[Dataset items]
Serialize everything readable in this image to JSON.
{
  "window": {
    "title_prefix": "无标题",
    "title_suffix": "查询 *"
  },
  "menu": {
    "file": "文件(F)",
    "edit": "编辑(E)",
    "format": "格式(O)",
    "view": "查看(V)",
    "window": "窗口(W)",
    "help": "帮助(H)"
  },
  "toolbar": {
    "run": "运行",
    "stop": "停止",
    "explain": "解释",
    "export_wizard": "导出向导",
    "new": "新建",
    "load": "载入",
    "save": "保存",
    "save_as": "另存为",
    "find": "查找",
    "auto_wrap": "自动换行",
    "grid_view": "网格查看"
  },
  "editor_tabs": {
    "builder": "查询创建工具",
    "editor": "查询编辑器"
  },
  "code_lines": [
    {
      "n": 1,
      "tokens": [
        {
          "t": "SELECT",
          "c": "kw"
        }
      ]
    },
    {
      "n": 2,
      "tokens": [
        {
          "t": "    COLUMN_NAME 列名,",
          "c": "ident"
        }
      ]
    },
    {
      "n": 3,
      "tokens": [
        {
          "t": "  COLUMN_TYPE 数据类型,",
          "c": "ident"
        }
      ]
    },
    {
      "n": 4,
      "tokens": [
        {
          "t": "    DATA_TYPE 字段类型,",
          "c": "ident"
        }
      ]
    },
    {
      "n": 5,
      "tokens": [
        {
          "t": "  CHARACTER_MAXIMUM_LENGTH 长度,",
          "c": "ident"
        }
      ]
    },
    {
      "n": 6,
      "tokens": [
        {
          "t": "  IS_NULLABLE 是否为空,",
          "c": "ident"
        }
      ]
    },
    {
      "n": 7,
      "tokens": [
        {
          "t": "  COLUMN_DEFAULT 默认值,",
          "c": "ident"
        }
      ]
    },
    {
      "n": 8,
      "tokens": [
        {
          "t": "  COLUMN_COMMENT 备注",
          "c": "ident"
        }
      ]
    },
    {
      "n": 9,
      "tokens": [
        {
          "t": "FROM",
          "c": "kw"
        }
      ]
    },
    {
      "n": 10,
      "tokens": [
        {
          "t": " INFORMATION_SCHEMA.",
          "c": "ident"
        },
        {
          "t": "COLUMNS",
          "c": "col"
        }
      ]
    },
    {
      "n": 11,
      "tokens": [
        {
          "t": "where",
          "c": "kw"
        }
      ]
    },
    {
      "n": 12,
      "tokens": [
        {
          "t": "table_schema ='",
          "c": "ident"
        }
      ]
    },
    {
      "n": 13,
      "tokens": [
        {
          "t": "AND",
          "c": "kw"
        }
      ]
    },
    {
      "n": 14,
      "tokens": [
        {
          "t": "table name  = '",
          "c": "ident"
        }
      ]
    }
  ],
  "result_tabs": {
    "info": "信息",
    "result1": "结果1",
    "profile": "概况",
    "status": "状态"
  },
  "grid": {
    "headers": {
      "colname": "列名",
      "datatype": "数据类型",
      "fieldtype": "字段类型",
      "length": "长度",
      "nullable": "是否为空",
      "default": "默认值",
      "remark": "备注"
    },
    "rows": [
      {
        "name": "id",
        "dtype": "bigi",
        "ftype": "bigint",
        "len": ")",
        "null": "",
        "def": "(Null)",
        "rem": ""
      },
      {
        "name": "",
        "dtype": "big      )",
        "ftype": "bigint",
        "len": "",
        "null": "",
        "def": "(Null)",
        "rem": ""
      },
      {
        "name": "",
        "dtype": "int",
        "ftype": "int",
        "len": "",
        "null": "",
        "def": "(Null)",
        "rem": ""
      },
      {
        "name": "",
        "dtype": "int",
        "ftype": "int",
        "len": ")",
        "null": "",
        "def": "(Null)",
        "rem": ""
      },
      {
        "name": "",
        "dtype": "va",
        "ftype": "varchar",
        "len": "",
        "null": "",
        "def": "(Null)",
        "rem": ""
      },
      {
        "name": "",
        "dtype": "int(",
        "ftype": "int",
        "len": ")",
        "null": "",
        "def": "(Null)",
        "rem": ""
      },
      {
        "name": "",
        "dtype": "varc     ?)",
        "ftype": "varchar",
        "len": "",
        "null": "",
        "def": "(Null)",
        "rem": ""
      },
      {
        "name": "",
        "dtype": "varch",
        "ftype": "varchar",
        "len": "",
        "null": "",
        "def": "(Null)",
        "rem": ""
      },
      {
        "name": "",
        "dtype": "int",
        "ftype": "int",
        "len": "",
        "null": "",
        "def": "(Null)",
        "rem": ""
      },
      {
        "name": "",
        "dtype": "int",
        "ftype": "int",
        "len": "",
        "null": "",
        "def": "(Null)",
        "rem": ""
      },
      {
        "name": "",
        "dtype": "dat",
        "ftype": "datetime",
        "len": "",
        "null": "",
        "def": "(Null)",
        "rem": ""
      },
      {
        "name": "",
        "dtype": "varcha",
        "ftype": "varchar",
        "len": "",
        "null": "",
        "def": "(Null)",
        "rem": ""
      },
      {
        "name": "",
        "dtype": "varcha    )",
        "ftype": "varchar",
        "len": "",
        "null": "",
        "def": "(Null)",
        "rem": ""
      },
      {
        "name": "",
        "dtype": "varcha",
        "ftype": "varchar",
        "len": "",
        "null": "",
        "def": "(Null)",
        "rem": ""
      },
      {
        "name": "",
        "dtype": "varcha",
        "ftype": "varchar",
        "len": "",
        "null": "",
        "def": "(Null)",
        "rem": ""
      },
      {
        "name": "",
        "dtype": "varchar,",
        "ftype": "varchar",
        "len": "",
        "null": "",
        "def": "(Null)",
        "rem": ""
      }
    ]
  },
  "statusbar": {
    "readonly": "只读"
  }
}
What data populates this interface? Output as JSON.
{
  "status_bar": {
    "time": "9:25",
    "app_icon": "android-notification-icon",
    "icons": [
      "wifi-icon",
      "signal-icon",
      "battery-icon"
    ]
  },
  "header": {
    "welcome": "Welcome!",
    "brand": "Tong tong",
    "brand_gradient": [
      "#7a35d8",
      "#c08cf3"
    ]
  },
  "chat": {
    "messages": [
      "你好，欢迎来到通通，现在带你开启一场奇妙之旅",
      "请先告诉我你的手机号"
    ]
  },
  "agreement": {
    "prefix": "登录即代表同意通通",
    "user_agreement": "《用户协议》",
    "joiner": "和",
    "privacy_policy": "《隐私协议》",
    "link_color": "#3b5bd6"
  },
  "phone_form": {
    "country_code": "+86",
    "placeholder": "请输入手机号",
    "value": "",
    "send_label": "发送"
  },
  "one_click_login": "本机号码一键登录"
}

Objective:
Go back to the listing above and please repeat it exactly.

Exercise output:
Serialize everything readable in this image to JSON.
{
  "window": {
    "title_prefix": "无标题",
    "title_suffix": "查询 *"
  },
  "menu": {
    "file": "文件(F)",
    "edit": "编辑(E)",
    "format": "格式(O)",
    "view": "查看(V)",
    "window": "窗口(W)",
    "help": "帮助(H)"
  },
  "toolbar": {
    "run": "运行",
    "stop": "停止",
    "explain": "解释",
    "export_wizard": "导出向导",
    "new": "新建",
    "load": "载入",
    "save": "保存",
    "save_as": "另存为",
    "find": "查找",
    "auto_wrap": "自动换行",
    "grid_view": "网格查看"
  },
  "editor_tabs": {
    "builder": "查询创建工具",
    "editor": "查询编辑器"
  },
  "code_lines": [
    {
      "n": 1,
      "tokens": [
        {
          "t": "SELECT",
          "c": "kw"
        }
      ]
    },
    {
      "n": 2,
      "tokens": [
        {
          "t": "    COLUMN_NAME 列名,",
          "c": "ident"
        }
      ]
    },
    {
      "n": 3,
      "tokens": [
        {
          "t": "  COLUMN_TYPE 数据类型,",
          "c": "ident"
        }
      ]
    },
    {
      "n": 4,
      "tokens": [
        {
          "t": "    DATA_TYPE 字段类型,",
          "c": "ident"
        }
      ]
    },
    {
      "n": 5,
      "tokens": [
        {
          "t": "  CHARACTER_MAXIMUM_LENGTH 长度,",
          "c": "ident"
        }
      ]
    },
    {
      "n": 6,
      "tokens": [
        {
          "t": "  IS_NULLABLE 是否为空,",
          "c": "ident"
        }
      ]
    },
    {
      "n": 7,
      "tokens": [
        {
          "t": "  COLUMN_DEFAULT 默认值,",
          "c": "ident"
        }
      ]
    },
    {
      "n": 8,
      "tokens": [
        {
          "t": "  COLUMN_COMMENT 备注",
          "c": "ident"
        }
      ]
    },
    {
      "n": 9,
      "tokens": [
        {
          "t": "FROM",
          "c": "kw"
        }
      ]
    },
    {
      "n": 10,
      "tokens": [
        {
          "t": " INFORMATION_SCHEMA.",
          "c": "ident"
        },
        {
          "t": "COLUMNS",
          "c": "col"
        }
      ]
    },
    {
      "n": 11,
      "tokens": [
        {
          "t": "where",
          "c": "kw"
        }
      ]
    },
    {
      "n": 12,
      "tokens": [
        {
          "t": "table_schema ='",
          "c": "ident"
        }
      ]
    },
    {
      "n": 13,
      "tokens": [
        {
          "t": "AND",
          "c": "kw"
        }
      ]
    },
    {
      "n": 14,
      "tokens": [
        {
          "t": "table name  = '",
          "c": "ident"
        }
      ]
    }
  ],
  "result_tabs": {
    "info": "信息",
    "result1": "结果1",
    "profile": "概况",
    "status": "状态"
  },
  "grid": {
    "headers": {
      "colname": "列名",
      "datatype": "数据类型",
      "fieldtype": "字段类型",
      "length": "长度",
      "nullable": "是否为空",
      "default": "默认值",
      "remark": "备注"
    },
    "rows": [
      {
        "name": "id",
        "dtype": "bigi",
        "ftype": "bigint",
        "len": ")",
        "null": "",
        "def": "(Null)",
        "rem": ""
      },
      {
        "name": "",
        "dtype": "big      )",
        "ftype": "bigint",
        "len": "",
        "null": "",
        "def": "(Null)",
        "rem": ""
      },
      {
        "name": "",
        "dtype": "int",
        "ftype": "int",
        "len": "",
        "null": "",
        "def": "(Null)",
        "rem": ""
      },
      {
        "name": "",
        "dtype": "int",
        "ftype": "int",
        "len": ")",
        "null": "",
        "def": "(Null)",
        "rem": ""
      },
      {
        "name": "",
        "dtype": "va",
        "ftype": "varchar",
        "len": "",
        "null": "",
        "def": "(Null)",
        "rem": ""
      },
      {
        "name": "",
        "dtype": "int(",
        "ftype": "int",
        "len": ")",
        "null": "",
        "def": "(Null)",
        "rem": ""
      },
      {
        "name": "",
        "dtype": "varc     ?)",
        "ftype": "varchar",
        "len": "",
        "null": "",
        "def": "(Null)",
        "rem": ""
      },
      {
        "name": "",
        "dtype": "varch",
        "ftype": "varchar",
        "len": "",
        "null": "",
        "def": "(Null)",
        "rem": ""
      },
      {
        "name": "",
        "dtype": "int",
        "ftype": "int",
        "len": "",
        "null": "",
        "def": "(Null)",
        "rem": ""
      },
      {
        "name": "",
        "dtype": "int",
        "ftype": "int",
        "len": "",
        "null": "",
        "def": "(Null)",
        "rem": ""
      },
      {
        "name": "",
        "dtype": "dat",
        "ftype": "datetime",
        "len": "",
        "null": "",
        "def": "(Null)",
        "rem": ""
      },
      {
        "name": "",
        "dtype": "varcha",
        "ftype": "varchar",
        "len": "",
        "null": "",
        "def": "(Null)",
        "rem": ""
      },
      {
        "name": "",
        "dtype": "varcha    )",
        "ftype": "varchar",
        "len": "",
        "null": "",
        "def": "(Null)",
        "rem": ""
      },
      {
        "name": "",
        "dtype": "varcha",
        "ftype": "varchar",
        "len": "",
        "null": "",
        "def": "(Null)",
        "rem": ""
      },
      {
        "name": "",
        "dtype": "varcha",
        "ftype": "varchar",
        "len": "",
        "null": "",
        "def": "(Null)",
        "rem": ""
      },
      {
        "name": "",
        "dtype": "varchar,",
        "ftype": "varchar",
        "len": "",
        "null": "",
        "def": "(Null)",
        "rem": ""
      }
    ]
  },
  "statusbar": {
    "readonly": "只读"
  }
}
What data populates this interface? Output as JSON.
{
  "status_bar": {
    "time": "9:25",
    "app_icon": "android-notification-icon",
    "icons": [
      "wifi-icon",
      "signal-icon",
      "battery-icon"
    ]
  },
  "header": {
    "welcome": "Welcome!",
    "brand": "Tong tong",
    "brand_gradient": [
      "#7a35d8",
      "#c08cf3"
    ]
  },
  "chat": {
    "messages": [
      "你好，欢迎来到通通，现在带你开启一场奇妙之旅",
      "请先告诉我你的手机号"
    ]
  },
  "agreement": {
    "prefix": "登录即代表同意通通",
    "user_agreement": "《用户协议》",
    "joiner": "和",
    "privacy_policy": "《隐私协议》",
    "link_color": "#3b5bd6"
  },
  "phone_form": {
    "country_code": "+86",
    "placeholder": "请输入手机号",
    "value": "",
    "send_label": "发送"
  },
  "one_click_login": "本机号码一键登录"
}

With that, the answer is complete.